• WHAT IS REQUIRED: Can you transcribe every line exactly and leave the pictures behind?

[Data items]
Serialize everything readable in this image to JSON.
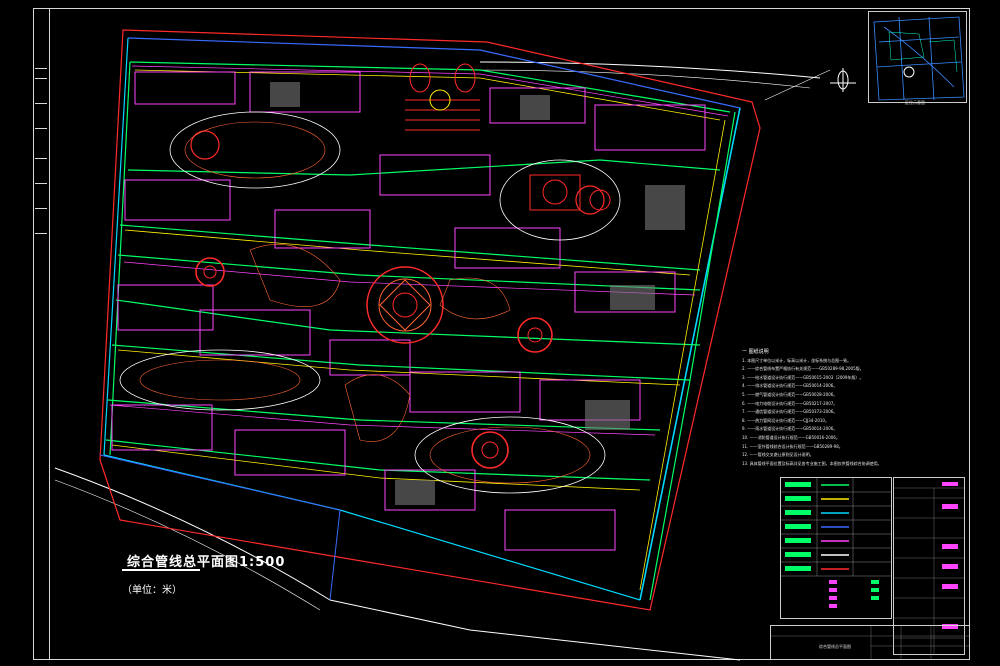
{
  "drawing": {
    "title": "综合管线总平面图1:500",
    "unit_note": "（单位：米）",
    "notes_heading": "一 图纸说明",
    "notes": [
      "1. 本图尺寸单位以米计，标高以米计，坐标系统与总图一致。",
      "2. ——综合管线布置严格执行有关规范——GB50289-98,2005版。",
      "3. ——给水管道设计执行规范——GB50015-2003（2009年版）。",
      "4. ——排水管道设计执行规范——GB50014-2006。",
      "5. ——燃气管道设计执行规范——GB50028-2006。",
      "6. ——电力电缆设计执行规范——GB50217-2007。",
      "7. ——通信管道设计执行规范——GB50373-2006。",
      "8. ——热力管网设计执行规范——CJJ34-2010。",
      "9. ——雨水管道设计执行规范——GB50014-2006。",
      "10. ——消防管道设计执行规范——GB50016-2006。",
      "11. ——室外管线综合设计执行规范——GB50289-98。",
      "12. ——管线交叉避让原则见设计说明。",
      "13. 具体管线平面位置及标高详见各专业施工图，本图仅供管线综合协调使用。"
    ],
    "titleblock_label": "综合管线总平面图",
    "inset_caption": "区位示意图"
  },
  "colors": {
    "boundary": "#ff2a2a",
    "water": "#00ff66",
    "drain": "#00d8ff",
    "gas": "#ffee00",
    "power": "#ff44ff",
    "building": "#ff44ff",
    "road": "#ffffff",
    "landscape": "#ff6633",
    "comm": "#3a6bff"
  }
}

• OUTPUT OF THE TASK:
Serialize everything readable in this image to JSON.
{
  "drawing": {
    "title": "综合管线总平面图1:500",
    "unit_note": "（单位：米）",
    "notes_heading": "一 图纸说明",
    "notes": [
      "1. 本图尺寸单位以米计，标高以米计，坐标系统与总图一致。",
      "2. ——综合管线布置严格执行有关规范——GB50289-98,2005版。",
      "3. ——给水管道设计执行规范——GB50015-2003（2009年版）。",
      "4. ——排水管道设计执行规范——GB50014-2006。",
      "5. ——燃气管道设计执行规范——GB50028-2006。",
      "6. ——电力电缆设计执行规范——GB50217-2007。",
      "7. ——通信管道设计执行规范——GB50373-2006。",
      "8. ——热力管网设计执行规范——CJJ34-2010。",
      "9. ——雨水管道设计执行规范——GB50014-2006。",
      "10. ——消防管道设计执行规范——GB50016-2006。",
      "11. ——室外管线综合设计执行规范——GB50289-98。",
      "12. ——管线交叉避让原则见设计说明。",
      "13. 具体管线平面位置及标高详见各专业施工图，本图仅供管线综合协调使用。"
    ],
    "titleblock_label": "综合管线总平面图",
    "inset_caption": "区位示意图"
  },
  "colors": {
    "boundary": "#ff2a2a",
    "water": "#00ff66",
    "drain": "#00d8ff",
    "gas": "#ffee00",
    "power": "#ff44ff",
    "building": "#ff44ff",
    "road": "#ffffff",
    "landscape": "#ff6633",
    "comm": "#3a6bff"
  }
}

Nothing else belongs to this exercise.